> DIRECTIONS FOR THIS TASK
Restate the entries below word for word, omitting nothing.

> PROVIDED ENTRIES

%%

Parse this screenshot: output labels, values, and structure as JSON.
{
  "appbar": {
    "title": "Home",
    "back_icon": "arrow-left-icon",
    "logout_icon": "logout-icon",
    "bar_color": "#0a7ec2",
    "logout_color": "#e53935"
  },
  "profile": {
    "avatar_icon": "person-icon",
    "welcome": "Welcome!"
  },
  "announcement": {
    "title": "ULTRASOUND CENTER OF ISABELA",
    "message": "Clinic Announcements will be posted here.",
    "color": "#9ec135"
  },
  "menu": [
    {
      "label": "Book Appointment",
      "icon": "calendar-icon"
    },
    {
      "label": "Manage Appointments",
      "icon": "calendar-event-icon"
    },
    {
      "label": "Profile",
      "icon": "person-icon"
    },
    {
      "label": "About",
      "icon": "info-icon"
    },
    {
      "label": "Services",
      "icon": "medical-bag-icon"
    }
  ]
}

%%

> SOLUTION
Parse this screenshot: output labels, values, and structure as JSON.
{
  "appbar": {
    "title": "Home",
    "back_icon": "arrow-left-icon",
    "logout_icon": "logout-icon",
    "bar_color": "#0a7ec2",
    "logout_color": "#e53935"
  },
  "profile": {
    "avatar_icon": "person-icon",
    "welcome": "Welcome!"
  },
  "announcement": {
    "title": "ULTRASOUND CENTER OF ISABELA",
    "message": "Clinic Announcements will be posted here.",
    "color": "#9ec135"
  },
  "menu": [
    {
      "label": "Book Appointment",
      "icon": "calendar-icon"
    },
    {
      "label": "Manage Appointments",
      "icon": "calendar-event-icon"
    },
    {
      "label": "Profile",
      "icon": "person-icon"
    },
    {
      "label": "About",
      "icon": "info-icon"
    },
    {
      "label": "Services",
      "icon": "medical-bag-icon"
    }
  ]
}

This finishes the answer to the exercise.